* begin SUPPLIED RECORDS *
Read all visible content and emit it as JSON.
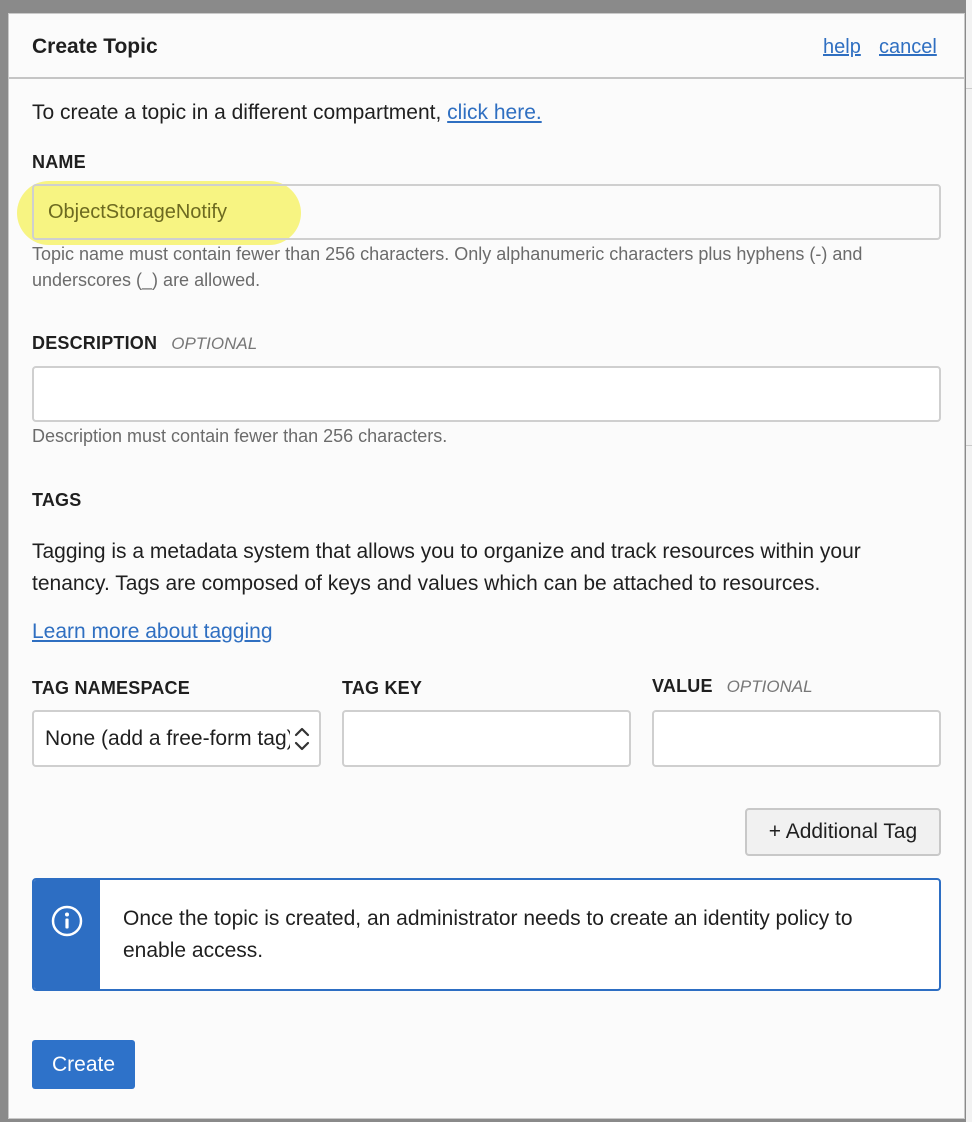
{
  "dialog": {
    "title": "Create Topic",
    "help_link": "help",
    "cancel_link": "cancel"
  },
  "intro": {
    "text": "To create a topic in a different compartment, ",
    "link": "click here."
  },
  "name": {
    "label": "NAME",
    "value": "ObjectStorageNotify",
    "hint": "Topic name must contain fewer than 256 characters. Only alphanumeric characters plus hyphens (-) and underscores (_) are allowed."
  },
  "description": {
    "label": "DESCRIPTION",
    "optional": "OPTIONAL",
    "value": "",
    "hint": "Description must contain fewer than 256 characters."
  },
  "tags": {
    "heading": "TAGS",
    "text": "Tagging is a metadata system that allows you to organize and track resources within your tenancy. Tags are composed of keys and values which can be attached to resources.",
    "learn_link": "Learn more about tagging",
    "namespace_label": "TAG NAMESPACE",
    "namespace_value": "None (add a free-form tag)",
    "key_label": "TAG KEY",
    "key_value": "",
    "value_label": "VALUE",
    "value_optional": "OPTIONAL",
    "value_value": "",
    "add_button": "+ Additional Tag"
  },
  "info": {
    "icon": "info-circle-icon",
    "text": "Once the topic is created, an administrator needs to create an identity policy to enable access."
  },
  "actions": {
    "create_button": "Create"
  },
  "colors": {
    "accent": "#2e72c9",
    "link": "#2f6fc1",
    "highlight": "#f6f26c"
  }
}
* end SUPPLIED RECORDS *
GOAL —
Restate the whole listing above exactly, except for its images.

SOLVED PROBLEM —
Read all visible content and emit it as JSON.
{
  "dialog": {
    "title": "Create Topic",
    "help_link": "help",
    "cancel_link": "cancel"
  },
  "intro": {
    "text": "To create a topic in a different compartment, ",
    "link": "click here."
  },
  "name": {
    "label": "NAME",
    "value": "ObjectStorageNotify",
    "hint": "Topic name must contain fewer than 256 characters. Only alphanumeric characters plus hyphens (-) and underscores (_) are allowed."
  },
  "description": {
    "label": "DESCRIPTION",
    "optional": "OPTIONAL",
    "value": "",
    "hint": "Description must contain fewer than 256 characters."
  },
  "tags": {
    "heading": "TAGS",
    "text": "Tagging is a metadata system that allows you to organize and track resources within your tenancy. Tags are composed of keys and values which can be attached to resources.",
    "learn_link": "Learn more about tagging",
    "namespace_label": "TAG NAMESPACE",
    "namespace_value": "None (add a free-form tag)",
    "key_label": "TAG KEY",
    "key_value": "",
    "value_label": "VALUE",
    "value_optional": "OPTIONAL",
    "value_value": "",
    "add_button": "+ Additional Tag"
  },
  "info": {
    "icon": "info-circle-icon",
    "text": "Once the topic is created, an administrator needs to create an identity policy to enable access."
  },
  "actions": {
    "create_button": "Create"
  },
  "colors": {
    "accent": "#2e72c9",
    "link": "#2f6fc1",
    "highlight": "#f6f26c"
  }
}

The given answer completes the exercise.